What the task asks
Pick out every line with the word "detached" and copy it.

Given data
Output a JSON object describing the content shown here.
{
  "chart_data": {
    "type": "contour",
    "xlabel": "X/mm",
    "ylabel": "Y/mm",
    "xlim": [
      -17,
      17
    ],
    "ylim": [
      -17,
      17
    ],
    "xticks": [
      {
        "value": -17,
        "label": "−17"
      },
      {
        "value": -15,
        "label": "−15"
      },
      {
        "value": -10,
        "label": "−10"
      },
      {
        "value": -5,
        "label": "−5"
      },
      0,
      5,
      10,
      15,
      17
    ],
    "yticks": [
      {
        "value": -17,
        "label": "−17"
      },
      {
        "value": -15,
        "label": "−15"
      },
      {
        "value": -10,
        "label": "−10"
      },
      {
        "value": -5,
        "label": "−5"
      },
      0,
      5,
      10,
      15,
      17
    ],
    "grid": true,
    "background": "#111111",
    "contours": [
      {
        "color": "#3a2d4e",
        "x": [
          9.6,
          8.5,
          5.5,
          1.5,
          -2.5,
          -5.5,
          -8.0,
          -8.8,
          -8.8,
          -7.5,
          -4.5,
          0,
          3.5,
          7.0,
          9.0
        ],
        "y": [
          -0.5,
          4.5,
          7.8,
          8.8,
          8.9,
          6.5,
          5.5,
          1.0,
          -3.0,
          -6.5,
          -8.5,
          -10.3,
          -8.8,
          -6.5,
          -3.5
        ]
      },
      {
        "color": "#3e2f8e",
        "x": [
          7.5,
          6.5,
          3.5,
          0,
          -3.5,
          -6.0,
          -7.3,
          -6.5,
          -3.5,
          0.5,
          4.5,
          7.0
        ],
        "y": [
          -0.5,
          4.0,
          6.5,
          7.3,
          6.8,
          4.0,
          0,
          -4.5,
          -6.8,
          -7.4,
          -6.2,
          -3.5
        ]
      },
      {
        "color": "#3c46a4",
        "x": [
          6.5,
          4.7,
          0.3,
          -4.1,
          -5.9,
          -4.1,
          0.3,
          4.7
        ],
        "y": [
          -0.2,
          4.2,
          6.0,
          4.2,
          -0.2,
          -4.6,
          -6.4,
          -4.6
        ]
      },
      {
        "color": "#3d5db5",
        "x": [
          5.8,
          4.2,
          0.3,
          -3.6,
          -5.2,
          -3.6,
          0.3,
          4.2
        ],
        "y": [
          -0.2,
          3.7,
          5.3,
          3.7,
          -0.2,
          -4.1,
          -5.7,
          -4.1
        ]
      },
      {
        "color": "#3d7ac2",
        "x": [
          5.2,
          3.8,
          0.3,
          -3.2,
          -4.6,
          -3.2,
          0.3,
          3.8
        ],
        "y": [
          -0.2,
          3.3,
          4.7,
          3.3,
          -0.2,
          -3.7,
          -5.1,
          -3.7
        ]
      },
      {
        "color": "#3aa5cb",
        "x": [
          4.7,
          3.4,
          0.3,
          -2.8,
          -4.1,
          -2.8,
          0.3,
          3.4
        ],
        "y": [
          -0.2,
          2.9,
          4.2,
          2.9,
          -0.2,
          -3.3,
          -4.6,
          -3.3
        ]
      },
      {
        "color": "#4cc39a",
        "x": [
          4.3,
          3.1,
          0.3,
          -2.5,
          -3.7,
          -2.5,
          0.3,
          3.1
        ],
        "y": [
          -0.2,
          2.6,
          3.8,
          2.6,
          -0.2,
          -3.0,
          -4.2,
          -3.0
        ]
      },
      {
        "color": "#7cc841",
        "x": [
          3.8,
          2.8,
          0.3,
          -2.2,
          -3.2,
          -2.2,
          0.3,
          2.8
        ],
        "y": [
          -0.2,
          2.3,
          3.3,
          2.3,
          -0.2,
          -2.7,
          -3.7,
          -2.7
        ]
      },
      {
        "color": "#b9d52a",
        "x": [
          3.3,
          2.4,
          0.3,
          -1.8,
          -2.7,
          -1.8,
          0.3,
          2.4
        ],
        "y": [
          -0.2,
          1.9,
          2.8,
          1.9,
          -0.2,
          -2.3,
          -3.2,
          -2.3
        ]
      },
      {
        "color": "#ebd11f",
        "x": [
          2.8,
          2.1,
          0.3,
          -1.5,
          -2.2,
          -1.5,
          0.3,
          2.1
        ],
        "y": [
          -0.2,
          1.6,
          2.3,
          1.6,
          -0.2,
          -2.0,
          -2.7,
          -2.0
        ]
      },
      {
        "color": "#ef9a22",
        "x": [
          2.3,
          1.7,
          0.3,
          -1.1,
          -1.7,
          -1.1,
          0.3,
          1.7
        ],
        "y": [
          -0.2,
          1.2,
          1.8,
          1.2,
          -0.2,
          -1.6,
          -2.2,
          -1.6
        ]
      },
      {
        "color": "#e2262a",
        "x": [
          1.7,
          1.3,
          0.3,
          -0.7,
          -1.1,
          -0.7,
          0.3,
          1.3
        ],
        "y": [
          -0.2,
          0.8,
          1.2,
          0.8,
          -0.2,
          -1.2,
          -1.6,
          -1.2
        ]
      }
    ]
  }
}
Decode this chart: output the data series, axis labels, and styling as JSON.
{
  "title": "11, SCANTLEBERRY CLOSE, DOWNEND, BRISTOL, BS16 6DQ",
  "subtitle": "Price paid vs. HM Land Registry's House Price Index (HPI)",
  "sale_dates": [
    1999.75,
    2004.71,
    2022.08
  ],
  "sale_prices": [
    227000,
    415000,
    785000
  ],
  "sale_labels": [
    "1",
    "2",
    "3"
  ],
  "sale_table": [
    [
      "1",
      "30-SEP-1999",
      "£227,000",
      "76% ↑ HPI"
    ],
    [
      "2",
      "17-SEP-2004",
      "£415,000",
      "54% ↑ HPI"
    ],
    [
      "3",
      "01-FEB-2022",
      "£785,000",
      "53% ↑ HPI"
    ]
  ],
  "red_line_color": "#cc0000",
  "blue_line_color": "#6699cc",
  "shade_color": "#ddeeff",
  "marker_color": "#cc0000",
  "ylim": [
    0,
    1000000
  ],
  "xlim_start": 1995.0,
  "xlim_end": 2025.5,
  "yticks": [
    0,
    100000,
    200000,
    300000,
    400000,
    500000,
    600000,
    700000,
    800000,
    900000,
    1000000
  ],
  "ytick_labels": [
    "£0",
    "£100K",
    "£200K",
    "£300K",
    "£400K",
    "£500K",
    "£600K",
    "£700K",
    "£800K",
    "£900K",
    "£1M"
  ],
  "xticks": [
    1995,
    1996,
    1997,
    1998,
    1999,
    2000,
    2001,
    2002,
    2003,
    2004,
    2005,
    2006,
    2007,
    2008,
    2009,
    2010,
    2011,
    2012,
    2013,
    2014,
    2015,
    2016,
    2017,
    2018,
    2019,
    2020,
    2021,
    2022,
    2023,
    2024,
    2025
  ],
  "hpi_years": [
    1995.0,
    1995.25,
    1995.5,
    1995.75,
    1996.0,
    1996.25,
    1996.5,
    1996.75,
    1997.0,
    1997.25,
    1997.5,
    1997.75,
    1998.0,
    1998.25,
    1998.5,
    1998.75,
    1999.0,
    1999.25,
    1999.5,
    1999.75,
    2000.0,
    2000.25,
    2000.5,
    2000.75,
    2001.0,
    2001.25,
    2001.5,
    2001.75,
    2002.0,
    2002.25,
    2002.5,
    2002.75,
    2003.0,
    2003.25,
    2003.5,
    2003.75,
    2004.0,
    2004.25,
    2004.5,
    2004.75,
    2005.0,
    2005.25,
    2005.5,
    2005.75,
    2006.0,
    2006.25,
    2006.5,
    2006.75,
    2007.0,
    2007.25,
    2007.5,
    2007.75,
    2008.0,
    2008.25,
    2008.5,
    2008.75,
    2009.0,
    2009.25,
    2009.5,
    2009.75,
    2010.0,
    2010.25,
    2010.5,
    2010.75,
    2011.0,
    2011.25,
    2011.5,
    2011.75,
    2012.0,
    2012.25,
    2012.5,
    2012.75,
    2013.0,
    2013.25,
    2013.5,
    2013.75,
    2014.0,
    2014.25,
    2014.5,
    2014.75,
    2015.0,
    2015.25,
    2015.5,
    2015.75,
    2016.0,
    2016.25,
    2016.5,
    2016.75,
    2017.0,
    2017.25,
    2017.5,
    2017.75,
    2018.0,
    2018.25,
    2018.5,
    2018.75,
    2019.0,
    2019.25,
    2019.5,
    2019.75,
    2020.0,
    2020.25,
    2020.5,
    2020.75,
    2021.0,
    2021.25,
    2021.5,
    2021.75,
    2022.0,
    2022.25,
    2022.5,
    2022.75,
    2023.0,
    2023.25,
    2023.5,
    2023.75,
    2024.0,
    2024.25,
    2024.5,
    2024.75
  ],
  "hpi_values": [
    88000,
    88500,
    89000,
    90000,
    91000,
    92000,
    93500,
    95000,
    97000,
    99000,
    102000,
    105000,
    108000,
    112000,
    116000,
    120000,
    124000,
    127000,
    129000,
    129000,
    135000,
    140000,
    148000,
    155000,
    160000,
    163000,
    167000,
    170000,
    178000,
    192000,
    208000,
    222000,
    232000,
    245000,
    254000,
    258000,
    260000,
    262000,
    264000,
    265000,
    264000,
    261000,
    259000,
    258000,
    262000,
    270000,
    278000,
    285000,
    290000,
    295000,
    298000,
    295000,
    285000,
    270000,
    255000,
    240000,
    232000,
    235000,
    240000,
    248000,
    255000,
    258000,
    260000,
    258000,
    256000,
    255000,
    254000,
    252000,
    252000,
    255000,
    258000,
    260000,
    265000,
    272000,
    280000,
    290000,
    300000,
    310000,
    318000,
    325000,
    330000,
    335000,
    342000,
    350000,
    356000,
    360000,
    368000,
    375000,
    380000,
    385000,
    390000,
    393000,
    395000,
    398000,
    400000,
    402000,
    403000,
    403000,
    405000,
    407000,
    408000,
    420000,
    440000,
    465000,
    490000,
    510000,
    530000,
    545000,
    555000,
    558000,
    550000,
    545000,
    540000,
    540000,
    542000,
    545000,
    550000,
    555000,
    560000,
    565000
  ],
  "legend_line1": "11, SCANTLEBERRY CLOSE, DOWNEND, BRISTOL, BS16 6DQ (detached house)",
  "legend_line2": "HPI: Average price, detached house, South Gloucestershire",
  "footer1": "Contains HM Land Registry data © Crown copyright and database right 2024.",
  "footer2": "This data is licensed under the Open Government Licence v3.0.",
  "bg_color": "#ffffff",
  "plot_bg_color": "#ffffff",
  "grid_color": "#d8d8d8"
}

Solution to the problem
  "legend_line1": "11, SCANTLEBERRY CLOSE, DOWNEND, BRISTOL, BS16 6DQ (detached house)",
  "legend_line2": "HPI: Average price, detached house, South Gloucestershire",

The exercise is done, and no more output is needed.